_Data to process_:
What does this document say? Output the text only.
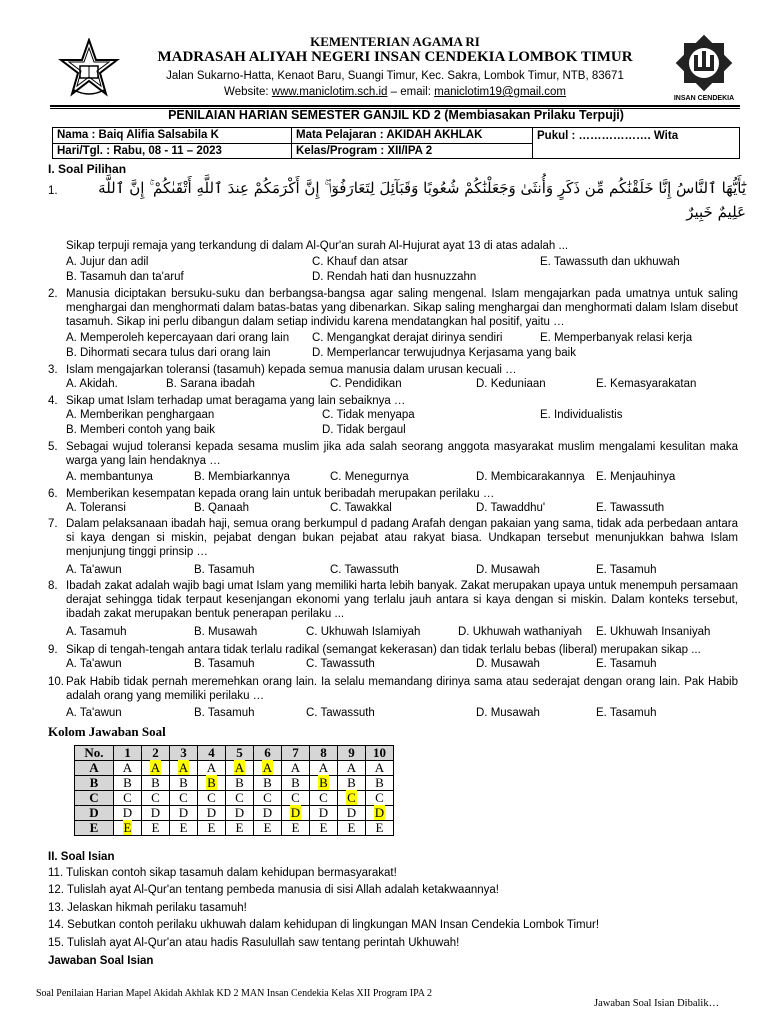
KEMENTERIAN AGAMA RI
MADRASAH ALIYAH NEGERI INSAN CENDEKIA LOMBOK TIMUR
Jalan Sukarno-Hatta, Kenaot Baru, Suangi Timur, Kec. Sakra, Lombok Timur, NTB, 83671
Website: www.maniclotim.sch.id – email: maniclotim19@gmail.com
INSAN CENDEKIA
PENILAIAN HARIAN SEMESTER GANJIL KD 2 (Membiasakan Prilaku Terpuji)
Nama : Baiq Alifia Salsabila K	Mata Pelajaran : AKIDAH AKHLAK	Pukul : ………………. Wita
Hari/Tgl. : Rabu, 08 - 11 – 2023	Kelas/Program : XII/IPA 2	
I. Soal Pilihan
1.	يَٰٓأَيُّهَا ٱلنَّاسُ إِنَّا خَلَقْنَٰكُم مِّن ذَكَرٍ وَأُنثَىٰ وَجَعَلْنَٰكُمْ شُعُوبًا وَقَبَآئِلَ لِتَعَارَفُوٓا۟ ۚ إِنَّ أَكْرَمَكُمْ عِندَ ٱللَّهِ أَتْقَىٰكُمْ ۚ إِنَّ ٱللَّهَ عَلِيمٌ خَبِيرٌ
Sikap terpuji remaja yang terkandung di dalam Al-Qur'an surah Al-Hujurat ayat 13 di atas adalah ...
A. Jujur dan adil	C. Khauf dan atsar	E. Tawassuth dan ukhuwah
B. Tasamuh dan ta'aruf	D. Rendah hati dan husnuzzahn
2. Manusia diciptakan bersuku-suku dan berbangsa-bangsa agar saling mengenal. Islam mengajarkan pada umatnya untuk saling menghargai dan menghormati dalam batas-batas yang dibenarkan. Sikap saling menghargai dan menghormati dalam Islam disebut tasamuh. Sikap ini perlu dibangun dalam setiap individu karena mendatangkan hal positif, yaitu …
A. Memperoleh kepercayaan dari orang lain C. Mengangkat derajat dirinya sendiri	E. Memperbanyak relasi kerja
B. Dihormati secara tulus dari orang lain	D. Memperlancar terwujudnya Kerjasama yang baik
3. Islam mengajarkan toleransi (tasamuh) kepada semua manusia dalam urusan kecuali …
A. Akidah.	B. Sarana ibadah	C. Pendidikan	D. Keduniaan	E. Kemasyarakatan
4. Sikap umat Islam terhadap umat beragama yang lain sebaiknya …
A. Memberikan penghargaan	C. Tidak menyapa	E. Individualistis
B. Memberi contoh yang baik	D. Tidak bergaul
5. Sebagai wujud toleransi kepada sesama muslim jika ada salah seorang anggota masyarakat muslim mengalami kesulitan maka warga yang lain hendaknya …
A. membantunya	B. Membiarkannya	C. Menegurnya	D. Membicarakannya E. Menjauhinya
6. Memberikan kesempatan kepada orang lain untuk beribadah merupakan perilaku …
A. Toleransi	B. Qanaah	C. Tawakkal	D. Tawaddhu'	E. Tawassuth
7. Dalam pelaksanaan ibadah haji, semua orang berkumpul d padang Arafah dengan pakaian yang sama, tidak ada perbedaan antara si kaya dengan si miskin, pejabat dengan bukan pejabat atau rakyat biasa. Undkapan tersebut menunjukkan bahwa Islam menjunjung tinggi prinsip …
A. Ta'awun	B. Tasamuh	C. Tawassuth	D. Musawah	E. Tasamuh
8. Ibadah zakat adalah wajib bagi umat Islam yang memiliki harta lebih banyak. Zakat merupakan upaya untuk menempuh persamaan derajat sehingga tidak terpaut kesenjangan ekonomi yang terlalu jauh antara si kaya dengan si miskin. Dalam konteks tersebut, ibadah zakat merupakan bentuk penerapan perilaku ...
A. Tasamuh	B. Musawah	C. Ukhuwah Islamiyah	D. Ukhuwah wathaniyah E. Ukhuwah Insaniyah
9. Sikap di tengah-tengah antara tidak terlalu radikal (semangat kekerasan) dan tidak terlalu bebas (liberal) merupakan sikap ...
A. Ta'awun	B. Tasamuh	C. Tawassuth	D. Musawah	E. Tasamuh
10. Pak Habib tidak pernah meremehkan orang lain. Ia selalu memandang dirinya sama atau sederajat dengan orang lain. Pak Habib adalah orang yang memiliki perilaku …
A. Ta'awun	B. Tasamuh	C. Tawassuth	D. Musawah	E. Tasamuh
Kolom Jawaban Soal
No.	1	2	3	4	5	6	7	8	9	10
A	A	A	A	A	A	A	A	A	A	A
B	B	B	B	B	B	B	B	B	B	B
C	C	C	C	C	C	C	C	C	C	C
D	D	D	D	D	D	D	D	D	D	D
E	E	E	E	E	E	E	E	E	E	E
II. Soal Isian
11. Tuliskan contoh sikap tasamuh dalam kehidupan bermasyarakat!
12. Tulislah ayat Al-Qur'an tentang pembeda manusia di sisi Allah adalah ketakwaannya!
13. Jelaskan hikmah perilaku tasamuh!
14. Sebutkan contoh perilaku ukhuwah dalam kehidupan di lingkungan MAN Insan Cendekia Lombok Timur!
15. Tulislah ayat Al-Qur'an atau hadis Rasulullah saw tentang perintah Ukhuwah!
Jawaban Soal Isian
Soal Penilaian Harian Mapel Akidah Akhlak KD 2 MAN Insan Cendekia Kelas XII Program IPA 2
Jawaban Soal Isian Dibalik…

_Job_: Find the word "tentang" in the entries, and copy every line it shows up in.

_Written response_:
12. Tulislah ayat Al-Qur'an tentang pembeda manusia di sisi Allah adalah ketakwaannya!
15. Tulislah ayat Al-Qur'an atau hadis Rasulullah saw tentang perintah Ukhuwah!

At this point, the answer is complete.